Saved data entries
■ ■ ■ ■ ■ ■ ■

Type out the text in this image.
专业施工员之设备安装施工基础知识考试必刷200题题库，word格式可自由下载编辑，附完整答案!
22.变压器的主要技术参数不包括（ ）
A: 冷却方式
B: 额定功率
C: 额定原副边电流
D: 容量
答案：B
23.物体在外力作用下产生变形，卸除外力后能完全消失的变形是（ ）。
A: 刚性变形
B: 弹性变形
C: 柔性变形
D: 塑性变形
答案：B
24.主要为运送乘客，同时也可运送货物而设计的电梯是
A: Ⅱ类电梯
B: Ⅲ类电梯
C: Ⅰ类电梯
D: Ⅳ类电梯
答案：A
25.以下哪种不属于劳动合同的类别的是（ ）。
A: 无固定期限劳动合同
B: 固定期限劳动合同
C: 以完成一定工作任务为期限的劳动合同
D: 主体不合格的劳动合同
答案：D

■ ■ ■ ■ ■ ■ ■

Exactly reproduce all of the entries above.

Type out the text in this image.
专业施工员之设备安装施工基础知识考试必刷200题题库，word格式可自由下载编辑，附完整答案!
22.变压器的主要技术参数不包括（ ）
A: 冷却方式
B: 额定功率
C: 额定原副边电流
D: 容量
答案：B
23.物体在外力作用下产生变形，卸除外力后能完全消失的变形是（ ）。
A: 刚性变形
B: 弹性变形
C: 柔性变形
D: 塑性变形
答案：B
24.主要为运送乘客，同时也可运送货物而设计的电梯是
A: Ⅱ类电梯
B: Ⅲ类电梯
C: Ⅰ类电梯
D: Ⅳ类电梯
答案：A
25.以下哪种不属于劳动合同的类别的是（ ）。
A: 无固定期限劳动合同
B: 固定期限劳动合同
C: 以完成一定工作任务为期限的劳动合同
D: 主体不合格的劳动合同
答案：D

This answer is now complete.